**Exercise tasks:**
1. In the post about the trip to Everest, for how many days did the writer disappear?
2. Transcribe the passage of the post about the trip to Everest starting with "A few months" and going on through "made the trip.".

The Last Few Miles Are the Most Difficult, but the View is Worth It

I disappeared. I disappeared from the blog, I disappeared from work, and I disappeared from everything else for thirteen days. (Thanks to all of you who were kind enough to email me, call me, and direct message me to make sure nothing happened to me!)

A few months ago, I was offered a chance to visit Lhasa, Tibet and Shaghai, China with some friends. While planning our journey, one member of our group noted that, while we were so close to Mt. Everest, we should make the trip to Base Camp 1 at 17,000. We did the research, made the arrangements, and made the trip.

No doubt I will be using what I learned from this trip for some time to come. Some of the pictures I took tell an amazing story. But this metaphor is one of my favorites: the last few miles are often the hardest, but it is the only way to get the view, and the view is worth the effort.

To reach Everest, you have to travel across the Tibetan countryside for days. You literally have to cross over mountains with very little (or nothing) separating you from the edge on a road littered with obstacles like rockslides, livestock, and other drivers to whom lanes mean nothing. Crossing these mountains takes you to elevations almost as high as Basecamp, some as high as 16,600 ft. above sea level. A short walk from the car can leave you breathless, and you can expect to be awakened in the middle of the night gasping, for no other reason than the air is so thin.

Driving to Everest isn’t a trip you can or should make in a single day. To make the trip, you have to allow your body to acclimate to the high altitude. So your journey requires that you stay in the little towns between Lhasa and Mt. Everest for a few days, gradually climbing higher into the altitude. The best hotels you can you find will serve food that, should you be willing to eat it, will likely result in making your trip more difficult. The air quality is poor, and the countryside is dusty, and you’ll know this to be true even standing inside your hotel room.

The best accommodations won’t resemble anything that you are used to, even though the Tibetan people are sweet and generous, and even though they will offer you the best of everything that they have to offer.

[Spatial annotation entries]
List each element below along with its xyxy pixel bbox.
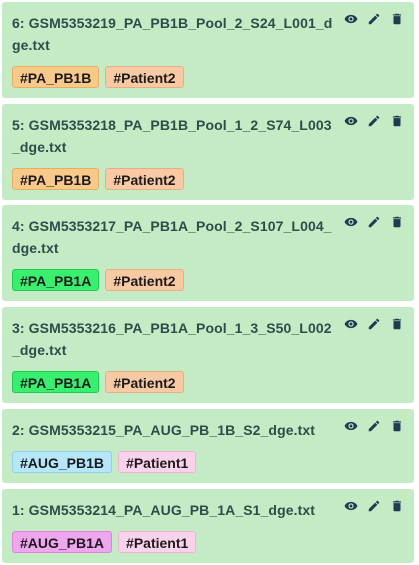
item-actions: [344, 114, 404, 128]
tag-pa-pb1a[interactable]: #PA_PB1A: [12, 269, 100, 291]
tag-patient2[interactable]: #Patient2: [105, 269, 184, 291]
pencil-icon[interactable]: [367, 317, 381, 331]
pencil-icon[interactable]: [367, 114, 381, 128]
dataset-title[interactable]: 3: GSM5353216_PA_PB1A_Pool_1_3_S50_L002_…: [12, 317, 337, 361]
item-actions: [344, 317, 404, 331]
tag-pa-pb1a[interactable]: #PA_PB1A: [12, 371, 100, 393]
history-item[interactable]: 5: GSM5353218_PA_PB1B_Pool_1_2_S74_L003_…: [2, 104, 414, 200]
tag-list: #PA_PB1A #Patient2: [12, 269, 184, 291]
trash-icon[interactable]: [390, 114, 404, 128]
dataset-title[interactable]: 1: GSM5353214_PA_AUG_PB_1A_S1_dge.txt: [12, 499, 337, 521]
item-actions: [344, 215, 404, 229]
trash-icon[interactable]: [390, 419, 404, 433]
dataset-title[interactable]: 6: GSM5353219_PA_PB1B_Pool_2_S24_L001_dg…: [12, 12, 337, 56]
tag-list: #AUG_PB1A #Patient1: [12, 531, 197, 553]
tag-patient2[interactable]: #Patient2: [105, 168, 184, 190]
tag-pa-pb1b[interactable]: #PA_PB1B: [12, 168, 100, 190]
history-item[interactable]: 2: GSM5353215_PA_AUG_PB_1B_S2_dge.txt #A…: [2, 409, 414, 483]
trash-icon[interactable]: [390, 317, 404, 331]
tag-patient2[interactable]: #Patient2: [105, 66, 184, 88]
history-item[interactable]: 3: GSM5353216_PA_PB1A_Pool_1_3_S50_L002_…: [2, 307, 414, 403]
tag-list: #AUG_PB1B #Patient1: [12, 451, 197, 473]
item-actions: [344, 12, 404, 26]
pencil-icon[interactable]: [367, 419, 381, 433]
eye-icon[interactable]: [344, 499, 358, 513]
trash-icon[interactable]: [390, 12, 404, 26]
dataset-title[interactable]: 4: GSM5353217_PA_PB1A_Pool_2_S107_L004_d…: [12, 215, 337, 259]
eye-icon[interactable]: [344, 114, 358, 128]
dataset-title[interactable]: 2: GSM5353215_PA_AUG_PB_1B_S2_dge.txt: [12, 419, 337, 441]
trash-icon[interactable]: [390, 499, 404, 513]
tag-list: #PA_PB1A #Patient2: [12, 371, 184, 393]
pencil-icon[interactable]: [367, 12, 381, 26]
eye-icon[interactable]: [344, 317, 358, 331]
trash-icon[interactable]: [390, 215, 404, 229]
tag-pa-pb1b[interactable]: #PA_PB1B: [12, 66, 100, 88]
item-actions: [344, 499, 404, 513]
dataset-title[interactable]: 5: GSM5353218_PA_PB1B_Pool_1_2_S74_L003_…: [12, 114, 337, 158]
history-item[interactable]: 1: GSM5353214_PA_AUG_PB_1A_S1_dge.txt #A…: [2, 489, 414, 563]
eye-icon[interactable]: [344, 12, 358, 26]
eye-icon[interactable]: [344, 215, 358, 229]
history-item[interactable]: 6: GSM5353219_PA_PB1B_Pool_2_S24_L001_dg…: [2, 2, 414, 98]
history-file-list: 6: GSM5353219_PA_PB1B_Pool_2_S24_L001_dg…: [0, 0, 419, 565]
pencil-icon[interactable]: [367, 499, 381, 513]
pencil-icon[interactable]: [367, 215, 381, 229]
tag-list: #PA_PB1B #Patient2: [12, 168, 184, 190]
tag-list: #PA_PB1B #Patient2: [12, 66, 184, 88]
eye-icon[interactable]: [344, 419, 358, 433]
tag-patient1[interactable]: #Patient1: [118, 451, 197, 473]
tag-aug-pb1a[interactable]: #AUG_PB1A: [12, 531, 113, 553]
tag-aug-pb1b[interactable]: #AUG_PB1B: [12, 451, 113, 473]
history-item[interactable]: 4: GSM5353217_PA_PB1A_Pool_2_S107_L004_d…: [2, 205, 414, 301]
tag-patient2[interactable]: #Patient2: [105, 371, 184, 393]
tag-patient1[interactable]: #Patient1: [118, 531, 197, 553]
item-actions: [344, 419, 404, 433]
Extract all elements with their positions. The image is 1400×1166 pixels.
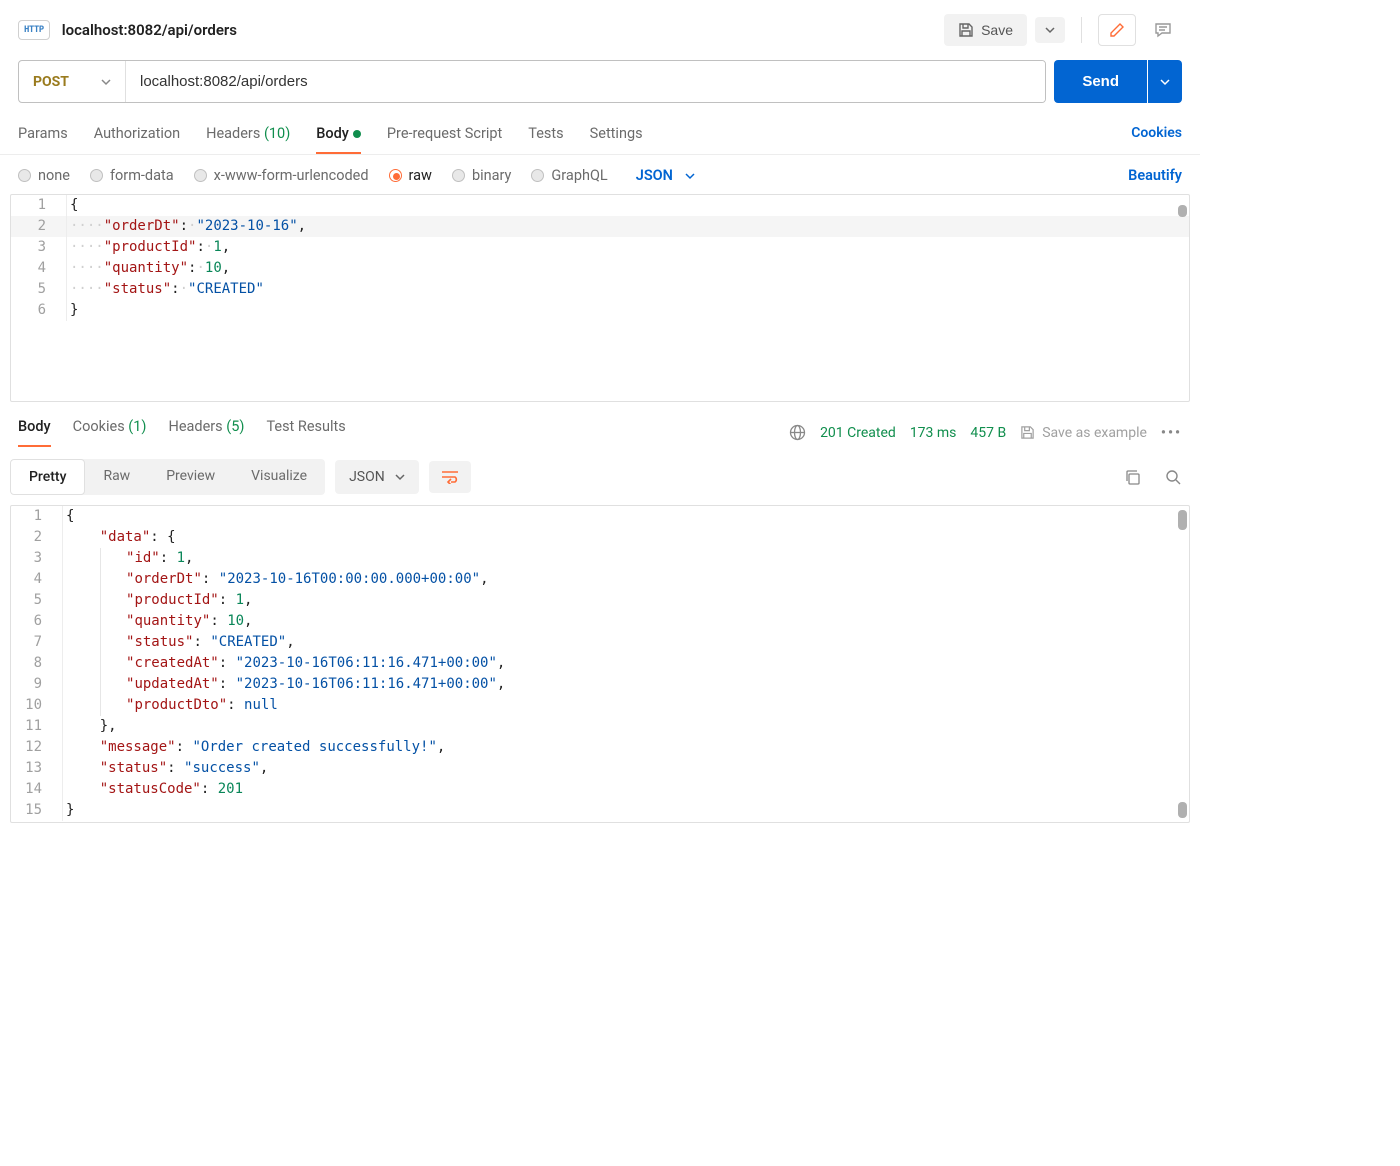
more-menu[interactable]: •••	[1161, 425, 1182, 441]
wrap-icon	[441, 470, 459, 484]
response-body-editor[interactable]: 1{ 2 "data": { 3 "id": 1, 4 "orderDt": "…	[10, 505, 1190, 823]
save-icon	[958, 22, 974, 38]
cookies-link[interactable]: Cookies	[1131, 125, 1182, 147]
save-as-example[interactable]: Save as example	[1020, 425, 1147, 441]
view-preview[interactable]: Preview	[148, 459, 233, 495]
comment-icon	[1154, 21, 1172, 39]
view-mode-toggle: Pretty Raw Preview Visualize	[10, 459, 325, 495]
body-modified-dot	[353, 130, 361, 138]
resp-tab-testresults[interactable]: Test Results	[266, 418, 345, 447]
url-input[interactable]	[126, 61, 1045, 102]
response-status: 201 Created	[820, 425, 896, 441]
body-type-binary[interactable]: binary	[452, 167, 511, 184]
resp-tab-cookies[interactable]: Cookies (1)	[73, 418, 147, 447]
view-visualize[interactable]: Visualize	[233, 459, 325, 495]
tab-prerequest[interactable]: Pre-request Script	[387, 117, 502, 154]
search-button[interactable]	[1165, 469, 1182, 486]
comment-button[interactable]	[1144, 14, 1182, 46]
tab-tests[interactable]: Tests	[528, 117, 563, 154]
scrollbar-thumb[interactable]	[1178, 205, 1187, 217]
response-time: 173 ms	[910, 425, 957, 441]
response-toolbar: Pretty Raw Preview Visualize JSON	[0, 447, 1200, 505]
save-icon	[1020, 425, 1035, 440]
send-dropdown[interactable]	[1148, 60, 1182, 103]
search-icon	[1165, 469, 1182, 486]
http-method-badge: HTTP	[18, 20, 50, 40]
pencil-icon	[1109, 22, 1125, 38]
url-row: POST Send	[0, 60, 1200, 117]
tab-title: localhost:8082/api/orders	[62, 21, 237, 39]
request-tabs: Params Authorization Headers (10) Body P…	[0, 117, 1200, 155]
scrollbar-thumb[interactable]	[1178, 510, 1187, 530]
chevron-down-icon	[101, 77, 111, 87]
resp-tab-headers[interactable]: Headers (5)	[168, 418, 244, 447]
tab-body[interactable]: Body	[316, 117, 361, 154]
chevron-down-icon	[395, 472, 405, 482]
send-button[interactable]: Send	[1054, 60, 1147, 103]
view-raw[interactable]: Raw	[85, 459, 148, 495]
tab-settings[interactable]: Settings	[590, 117, 643, 154]
body-format-select[interactable]: JSON	[636, 167, 695, 184]
body-type-none[interactable]: none	[18, 167, 70, 184]
globe-icon[interactable]	[789, 424, 806, 441]
body-type-urlencoded[interactable]: x-www-form-urlencoded	[194, 167, 369, 184]
body-type-raw[interactable]: raw	[389, 167, 432, 184]
chevron-down-icon	[1160, 77, 1170, 87]
beautify-link[interactable]: Beautify	[1128, 167, 1182, 184]
response-size: 457 B	[970, 425, 1006, 441]
divider	[1081, 17, 1082, 43]
save-button[interactable]: Save	[944, 14, 1027, 46]
scrollbar-thumb[interactable]	[1178, 802, 1187, 818]
edit-button[interactable]	[1098, 14, 1136, 46]
tab-authorization[interactable]: Authorization	[94, 117, 180, 154]
resp-tab-body[interactable]: Body	[18, 418, 51, 447]
chevron-down-icon	[685, 171, 695, 181]
copy-button[interactable]	[1124, 469, 1141, 486]
response-header: Body Cookies (1) Headers (5) Test Result…	[0, 402, 1200, 447]
tab-headers[interactable]: Headers (10)	[206, 117, 290, 154]
http-method-select[interactable]: POST	[19, 61, 126, 102]
save-dropdown[interactable]	[1035, 17, 1065, 43]
body-type-row: none form-data x-www-form-urlencoded raw…	[0, 155, 1200, 194]
wrap-lines-button[interactable]	[429, 461, 471, 493]
chevron-down-icon	[1045, 25, 1055, 35]
body-type-graphql[interactable]: GraphQL	[531, 167, 607, 184]
copy-icon	[1124, 469, 1141, 486]
request-body-editor[interactable]: 1{ 2····"orderDt":·"2023-10-16", 3····"p…	[10, 194, 1190, 402]
view-pretty[interactable]: Pretty	[10, 459, 85, 495]
body-type-formdata[interactable]: form-data	[90, 167, 174, 184]
tab-params[interactable]: Params	[18, 117, 68, 154]
tab-header: HTTP localhost:8082/api/orders Save	[0, 0, 1200, 60]
response-format-select[interactable]: JSON	[335, 460, 419, 494]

**Task solutions:**
1. Thirteen days.

2.
A few months ago, I was offered a chance to visit Lhasa, Tibet and Shaghai, China with some friends. While planning our journey, one member of our group noted that, while we were so close to Mt. Everest, we should make the trip to Base Camp 1 at 17,000. We did the research, made the arrangements, and made the trip.